Exercício A:
Pode transcrever, tal e qual, as linhas dos registos que começam na que contém "analyst-name: 赵刚 xyxy=(47,701,66,715)" e terminam depois da que contém "analyst-cert-number: S0490517020001 xyxy=(47,760,169,775)"?

Texto de leitura:
==============================

Portanto, eu gostaria de fazer um pedido para dois mil e quinze que era criar-se aí nos blogues um curso de leitura e compreensão de poesia, com ênfase na parte da compreensão, por favor, para cabeças pouco plásticas como a minha, ainda que muito giras noutros aspectos, dependendo dos gostos.

Mas voltando ao momento que ficou suspenso ali atrás  – lembro que tenho o Herberto Hélder a dar comigo em doida com as páginas de poesia apocalíptica, cá está – corro então muito depressa umas folhas para a frente até me encontrar a salvo dentro de uma prosa do mesmo mestre, evidentemente, não percamos este detalhe de vista. E pronto, estou em casa, por acaso já estava, mas a metáfora meteu-se ali e deixamo-la ficar. É que na prosa percebe-se tudinho tudinho o que lá está escrito, uma escrita que dá um gosto tão grande, e eu então parto-me a rir, era assim que dizia o meu pai, hoje refiro a família toda, parto-me a rir por ali fora.

São poucos, pouquíssimos, os autores que me fazem rir; o meu sentido de humor é duro de roer, normalmente não se encontra e uma pessoa vê-se e deseja-se para rir um bocado quando lhe apetece, mas isto sim, estas prosas do mestre Herberto adoro-as tanto.

E depois, toda partida, acho que caí no sono.

==============================

Registos de entrada:
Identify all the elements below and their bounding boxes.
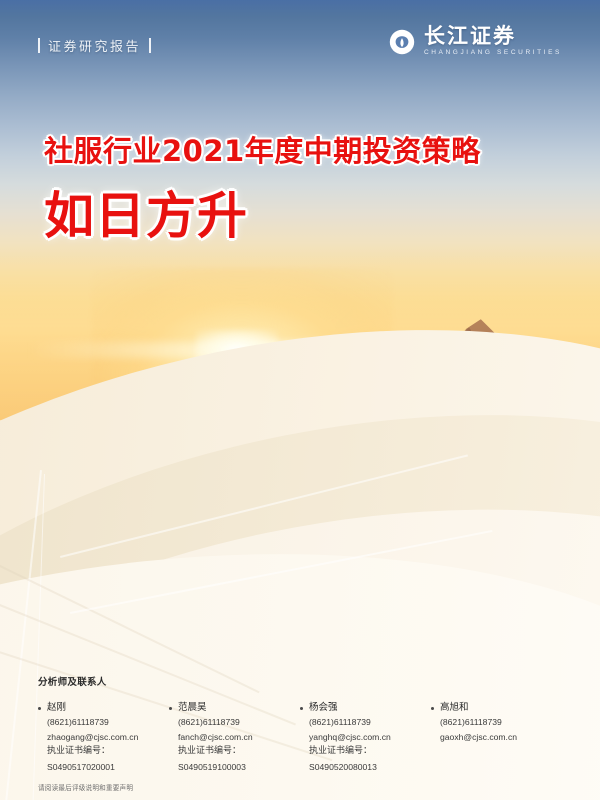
analyst-name: 赵刚 xyxy=(47,701,66,715)
analyst-phone: (8621)61118739 xyxy=(309,715,431,730)
report-cover-page: 证券研究报告 长江证券 CHANGJIANG SECURITIES 社服行业20… xyxy=(0,0,600,800)
company-logo: 长江证券 CHANGJIANG SECURITIES xyxy=(387,26,562,57)
analyst-column: 范晨昊 (8621)61118739 fanch@cjsc.com.cn 执业证… xyxy=(169,701,300,775)
logo-cn-name: 长江证券 xyxy=(424,26,562,47)
logo-wordmark: 长江证券 CHANGJIANG SECURITIES xyxy=(424,26,562,57)
analyst-cert-label: 执业证书编号： xyxy=(178,744,300,759)
analyst-email[interactable]: fanch@cjsc.com.cn xyxy=(178,730,300,745)
analyst-name: 高旭和 xyxy=(440,701,469,715)
analyst-name-row: 高旭和 xyxy=(431,701,562,715)
analyst-name: 杨会强 xyxy=(309,701,338,715)
report-type-label: 证券研究报告 xyxy=(38,36,151,55)
analyst-details: (8621)61118739 zhaogang@cjsc.com.cn 执业证书… xyxy=(47,715,169,775)
bullet-icon xyxy=(169,707,172,710)
analyst-email[interactable]: zhaogang@cjsc.com.cn xyxy=(47,730,169,745)
analyst-name-row: 赵刚 xyxy=(38,701,169,715)
analyst-cert-number: S0490517020001 xyxy=(47,760,169,775)
analyst-cert-number: S0490519100003 xyxy=(178,760,300,775)
analyst-phone: (8621)61118739 xyxy=(440,715,562,730)
analyst-phone: (8621)61118739 xyxy=(47,715,169,730)
footer-disclaimer: 请阅读最后评级说明和重要声明 xyxy=(38,782,133,792)
analyst-email[interactable]: gaoxh@cjsc.com.cn xyxy=(440,730,562,745)
logo-en-name: CHANGJIANG SECURITIES xyxy=(424,50,562,57)
analyst-name-row: 范晨昊 xyxy=(169,701,300,715)
bullet-icon xyxy=(300,707,303,710)
analyst-cert-label: 执业证书编号： xyxy=(47,744,169,759)
page-header: 证券研究报告 长江证券 CHANGJIANG SECURITIES xyxy=(0,0,600,80)
report-type-text: 证券研究报告 xyxy=(48,36,141,55)
report-subtitle: 如日方升 xyxy=(44,190,481,243)
analyst-name-row: 杨会强 xyxy=(300,701,431,715)
analysts-section: 分析师及联系人 赵刚 (8621)61118739 zhaogang@cjsc.… xyxy=(38,674,574,775)
analyst-cert-label: 执业证书编号： xyxy=(309,744,431,759)
analyst-column: 高旭和 (8621)61118739 gaoxh@cjsc.com.cn xyxy=(431,701,562,775)
analyst-email[interactable]: yanghq@cjsc.com.cn xyxy=(309,730,431,745)
analyst-details: (8621)61118739 gaoxh@cjsc.com.cn xyxy=(440,715,562,745)
analyst-phone: (8621)61118739 xyxy=(178,715,300,730)
bullet-icon xyxy=(38,707,41,710)
bullet-icon xyxy=(431,707,434,710)
analyst-column: 赵刚 (8621)61118739 zhaogang@cjsc.com.cn 执… xyxy=(38,701,169,775)
analysts-grid: 赵刚 (8621)61118739 zhaogang@cjsc.com.cn 执… xyxy=(38,701,574,775)
analyst-cert-number: S0490520080013 xyxy=(309,760,431,775)
analyst-details: (8621)61118739 yanghq@cjsc.com.cn 执业证书编号… xyxy=(309,715,431,775)
report-title: 社服行业2021年度中期投资策略 xyxy=(44,136,481,168)
analyst-details: (8621)61118739 fanch@cjsc.com.cn 执业证书编号：… xyxy=(178,715,300,775)
analyst-column: 杨会强 (8621)61118739 yanghq@cjsc.com.cn 执业… xyxy=(300,701,431,775)
changjiang-bird-icon xyxy=(387,26,417,56)
analyst-name: 范晨昊 xyxy=(178,701,207,715)
cover-title-block: 社服行业2021年度中期投资策略 如日方升 xyxy=(44,136,481,242)
divider-bar-left xyxy=(38,38,40,53)
divider-bar-right xyxy=(149,38,151,53)
analysts-heading: 分析师及联系人 xyxy=(38,674,574,688)
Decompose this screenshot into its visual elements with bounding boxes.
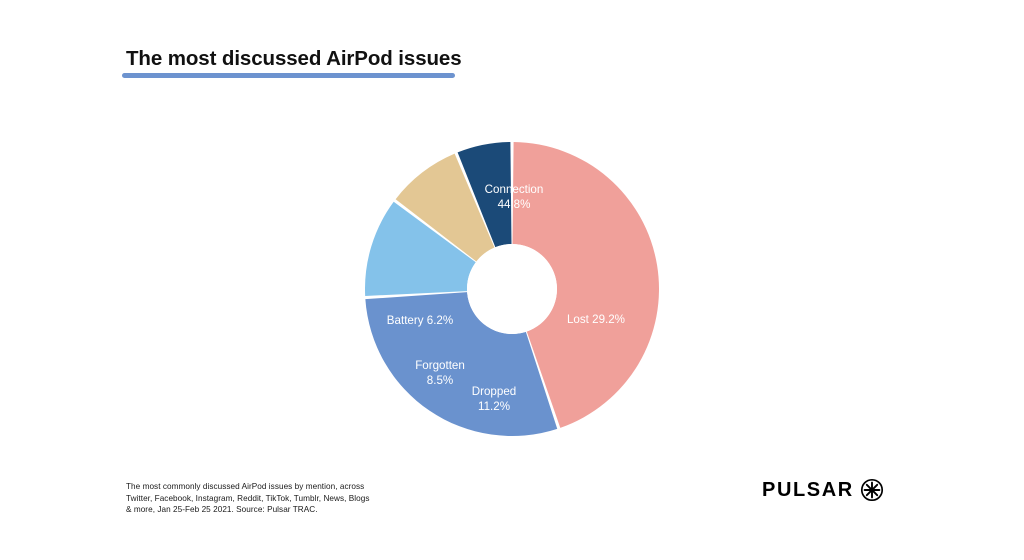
footer-line-3: & more, Jan 25-Feb 25 2021. Source: Puls… [126, 504, 426, 516]
pulsar-logo: PULSAR [762, 478, 884, 502]
pulsar-starburst-icon [860, 478, 884, 502]
pulsar-wordmark: PULSAR [762, 479, 854, 502]
title-underline-rule [122, 73, 455, 78]
slice-label-connection: Connection [485, 183, 544, 196]
title-block: The most discussed AirPod issues [126, 46, 546, 78]
page-title: The most discussed AirPod issues [126, 46, 546, 72]
donut-center-hole [467, 244, 557, 334]
slice-label-forgotten: 8.5% [427, 374, 453, 387]
slide-canvas: The most discussed AirPod issues Connect… [0, 0, 1024, 560]
slice-label-lost: Lost 29.2% [567, 313, 625, 326]
slice-label-dropped: Dropped [472, 385, 516, 398]
donut-chart: Connection44.8%Lost 29.2%Dropped11.2%For… [365, 142, 659, 436]
slice-label-battery: Battery 6.2% [387, 314, 453, 327]
slice-label-forgotten: Forgotten [415, 359, 465, 372]
footer-line-2: Twitter, Facebook, Instagram, Reddit, Ti… [126, 493, 426, 505]
slice-label-dropped: 11.2% [478, 400, 510, 413]
donut-chart-svg: Connection44.8%Lost 29.2%Dropped11.2%For… [365, 142, 659, 436]
slice-label-connection: 44.8% [498, 198, 531, 211]
footer-line-1: The most commonly discussed AirPod issue… [126, 481, 426, 493]
footer-source-note: The most commonly discussed AirPod issue… [126, 481, 426, 516]
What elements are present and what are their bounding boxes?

==============================

Exercício B:
Que expressões usa o texto de leitura para se referir a Herberto Hélder?

Resultado do exercício A:
analyst-name: 赵刚 xyxy=(47,701,66,715)
analyst-phone: (8621)61118739 xyxy=(309,715,431,730)
report-cover-page: 证券研究报告 长江证券 CHANGJIANG SECURITIES 社服行业20… xyxy=(0,0,600,800)
company-logo: 长江证券 CHANGJIANG SECURITIES xyxy=(387,26,562,57)
analyst-column: 范晨昊 (8621)61118739 fanch@cjsc.com.cn 执业证… xyxy=(169,701,300,775)
logo-cn-name: 长江证券 xyxy=(424,26,562,47)
logo-wordmark: 长江证券 CHANGJIANG SECURITIES xyxy=(424,26,562,57)
analyst-cert-label: 执业证书编号： xyxy=(178,744,300,759)
analyst-email[interactable]: fanch@cjsc.com.cn xyxy=(178,730,300,745)
analyst-name: 高旭和 xyxy=(440,701,469,715)
analyst-name-row: 高旭和 xyxy=(431,701,562,715)
analyst-name: 杨会强 xyxy=(309,701,338,715)
report-type-label: 证券研究报告 xyxy=(38,36,151,55)
analyst-details: (8621)61118739 zhaogang@cjsc.com.cn 执业证书… xyxy=(47,715,169,775)
bullet-icon xyxy=(169,707,172,710)
analyst-email[interactable]: zhaogang@cjsc.com.cn xyxy=(47,730,169,745)
analyst-name-row: 赵刚 xyxy=(38,701,169,715)
analyst-cert-number: S0490517020001 xyxy=(47,760,169,775)

Resultado do exercício B:
- Herberto Hélder
- mesmo mestre
- mestre Herberto